======== Testo fornito ========
Il suo  cadavere venne rinvenuto undici  anni  dopo in una zona sepolcrale sotto  rue Henri Barbusse e lì si  decise di  lasciare il corpo con appunto l’epitaffio: tutt’oggi questo sito è interdetto  al pubblico.

Sarà una storia vera, oppure una delle tante leggende metropolitane che si  trovano in rete?

In ogni  caso lo sfortunato Philibert (vero o falso  che sia) suo malgrado diventerà qualche secolo dopo  la sua morte uno dei personaggi del  gioco Assassin Creed Unity (2014) ma, soprattutto per quello  che ci interessa, il capostipite dei fan dediti  a quell’attvità che va sotto il nome di  Urban exploration.

La definizione di  Urban exploration (a volte abbreviata in Urbex) non è altro  che l’esplorazione di  edifici in abbandono quali, ad esempio, ex manicomi, ospedali, carceri, ville e dimore in generale.

La nascita negli  anni’90 di  questo interesse legato  alla fotografia dei  luoghi  esplorati,  si  deve al  canadese Jeff Chapman (deceduto  a Toronto nel 2005) più conosciuto  con il nickname di  Ninjalicious.
======== Materiale fornito ========
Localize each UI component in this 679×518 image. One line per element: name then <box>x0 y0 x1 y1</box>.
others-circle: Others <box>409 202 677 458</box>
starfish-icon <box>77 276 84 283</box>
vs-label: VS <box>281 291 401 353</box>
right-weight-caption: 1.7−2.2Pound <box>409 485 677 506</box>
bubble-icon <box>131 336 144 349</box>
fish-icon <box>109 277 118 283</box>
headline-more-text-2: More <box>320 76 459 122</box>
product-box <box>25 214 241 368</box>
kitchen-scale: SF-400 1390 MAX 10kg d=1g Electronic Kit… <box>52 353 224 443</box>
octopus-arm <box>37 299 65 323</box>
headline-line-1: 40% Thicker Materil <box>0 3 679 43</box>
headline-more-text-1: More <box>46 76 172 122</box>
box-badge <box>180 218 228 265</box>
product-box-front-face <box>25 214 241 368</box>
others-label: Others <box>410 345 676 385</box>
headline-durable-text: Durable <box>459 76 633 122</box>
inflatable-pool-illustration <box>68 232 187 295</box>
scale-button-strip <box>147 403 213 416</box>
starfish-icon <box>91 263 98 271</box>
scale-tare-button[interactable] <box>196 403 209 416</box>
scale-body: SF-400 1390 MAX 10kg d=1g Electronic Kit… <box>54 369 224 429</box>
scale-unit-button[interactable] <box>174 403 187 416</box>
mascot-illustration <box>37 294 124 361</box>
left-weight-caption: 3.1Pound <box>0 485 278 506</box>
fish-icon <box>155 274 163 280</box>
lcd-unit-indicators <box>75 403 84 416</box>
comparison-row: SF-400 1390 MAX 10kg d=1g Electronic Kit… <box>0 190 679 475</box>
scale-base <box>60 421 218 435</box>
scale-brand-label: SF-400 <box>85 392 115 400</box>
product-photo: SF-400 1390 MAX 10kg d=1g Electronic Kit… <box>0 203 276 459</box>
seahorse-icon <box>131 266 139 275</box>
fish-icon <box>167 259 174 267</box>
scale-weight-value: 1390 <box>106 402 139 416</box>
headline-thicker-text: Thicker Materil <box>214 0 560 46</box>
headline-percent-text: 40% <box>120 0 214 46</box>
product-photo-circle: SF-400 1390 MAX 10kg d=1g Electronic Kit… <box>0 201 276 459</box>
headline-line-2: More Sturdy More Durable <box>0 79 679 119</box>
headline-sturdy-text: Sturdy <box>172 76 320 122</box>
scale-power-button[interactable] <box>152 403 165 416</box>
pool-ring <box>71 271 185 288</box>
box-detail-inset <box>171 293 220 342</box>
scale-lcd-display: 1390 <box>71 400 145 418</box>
========
======== Materiale fornito ========
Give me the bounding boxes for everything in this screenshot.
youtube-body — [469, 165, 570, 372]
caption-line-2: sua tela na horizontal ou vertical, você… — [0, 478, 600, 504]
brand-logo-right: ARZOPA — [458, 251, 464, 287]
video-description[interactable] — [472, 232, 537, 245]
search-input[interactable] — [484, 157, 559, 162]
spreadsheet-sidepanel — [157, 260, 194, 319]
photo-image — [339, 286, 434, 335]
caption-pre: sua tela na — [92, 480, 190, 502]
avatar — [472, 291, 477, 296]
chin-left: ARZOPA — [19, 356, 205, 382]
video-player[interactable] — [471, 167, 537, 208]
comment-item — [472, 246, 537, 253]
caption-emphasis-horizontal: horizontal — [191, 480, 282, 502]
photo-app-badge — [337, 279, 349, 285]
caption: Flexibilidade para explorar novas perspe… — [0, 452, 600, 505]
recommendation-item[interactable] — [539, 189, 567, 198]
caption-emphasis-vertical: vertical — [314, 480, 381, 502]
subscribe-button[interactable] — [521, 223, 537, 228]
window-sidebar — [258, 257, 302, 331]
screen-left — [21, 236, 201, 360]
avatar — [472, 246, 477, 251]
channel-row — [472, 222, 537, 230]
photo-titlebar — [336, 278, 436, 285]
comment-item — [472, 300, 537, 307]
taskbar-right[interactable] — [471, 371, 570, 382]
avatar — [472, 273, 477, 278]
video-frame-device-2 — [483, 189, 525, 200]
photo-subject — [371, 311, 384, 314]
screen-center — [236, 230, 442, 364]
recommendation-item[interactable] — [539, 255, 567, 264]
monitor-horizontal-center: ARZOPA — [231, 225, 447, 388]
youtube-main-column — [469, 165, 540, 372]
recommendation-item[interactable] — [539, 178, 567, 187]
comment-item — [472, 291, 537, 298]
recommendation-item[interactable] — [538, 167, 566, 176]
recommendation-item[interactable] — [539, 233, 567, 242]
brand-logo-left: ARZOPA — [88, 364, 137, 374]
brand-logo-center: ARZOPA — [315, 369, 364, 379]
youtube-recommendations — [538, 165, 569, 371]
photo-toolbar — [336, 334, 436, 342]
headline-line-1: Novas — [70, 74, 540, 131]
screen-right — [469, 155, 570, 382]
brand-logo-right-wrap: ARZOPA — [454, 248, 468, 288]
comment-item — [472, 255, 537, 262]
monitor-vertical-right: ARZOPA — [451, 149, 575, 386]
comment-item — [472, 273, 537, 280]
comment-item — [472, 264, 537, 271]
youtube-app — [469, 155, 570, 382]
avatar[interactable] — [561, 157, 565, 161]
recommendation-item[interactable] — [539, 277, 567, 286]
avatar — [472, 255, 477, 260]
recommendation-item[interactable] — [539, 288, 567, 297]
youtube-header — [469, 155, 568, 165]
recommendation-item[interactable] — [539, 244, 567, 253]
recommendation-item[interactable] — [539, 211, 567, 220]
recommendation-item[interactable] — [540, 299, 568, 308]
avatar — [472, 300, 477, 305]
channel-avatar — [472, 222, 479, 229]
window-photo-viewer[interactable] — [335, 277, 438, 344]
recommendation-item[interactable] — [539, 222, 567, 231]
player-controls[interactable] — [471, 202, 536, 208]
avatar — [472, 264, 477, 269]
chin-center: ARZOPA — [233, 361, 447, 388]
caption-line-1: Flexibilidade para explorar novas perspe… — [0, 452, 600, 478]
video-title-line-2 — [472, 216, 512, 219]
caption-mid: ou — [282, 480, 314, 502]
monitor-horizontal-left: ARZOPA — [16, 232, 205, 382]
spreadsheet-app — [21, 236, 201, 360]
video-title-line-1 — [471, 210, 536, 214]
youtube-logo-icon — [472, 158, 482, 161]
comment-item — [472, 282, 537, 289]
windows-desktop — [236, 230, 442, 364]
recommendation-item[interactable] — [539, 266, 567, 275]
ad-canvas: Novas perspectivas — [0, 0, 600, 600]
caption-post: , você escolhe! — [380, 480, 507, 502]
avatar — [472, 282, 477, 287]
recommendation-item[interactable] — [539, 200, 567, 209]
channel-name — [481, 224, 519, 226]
========
- Richieste
• A. Nel testo sull'Urban exploration, con quale nickname era più conosciuto Jeff Chapman?
• B. Prosegui il testo sull'Urban exploration a partire dall'ultima frase riportata.

- Risposte dell'esercizio
• A. Ninjalicious.

• B.
Jeff Chapman ha comunque dettato  delle regole per esercitare questa passione che si possono  sintetizzare nella frase:

Take only photographs, leave only footprints  

Assieme all’invito  di scattare solo  delle fotografie e di lasciare solo delle impronte, le altre raccomandazioni sono  quelle di muoversi in gruppo e di  vestire con indumenti  adeguati  (il tacco 12 non fa parte di un indumento  adeguato).

Inoltre è bene ricordarsi che se un edificio  è in stato  di  abbandono, lo  stesso può essere (in effetti lo è) proprietà di  qualcuno: la violazione di proprietà privata è punita dall’articolo 614 del nostro  Codice Penale.

Quel  giorno   ad Avellino…..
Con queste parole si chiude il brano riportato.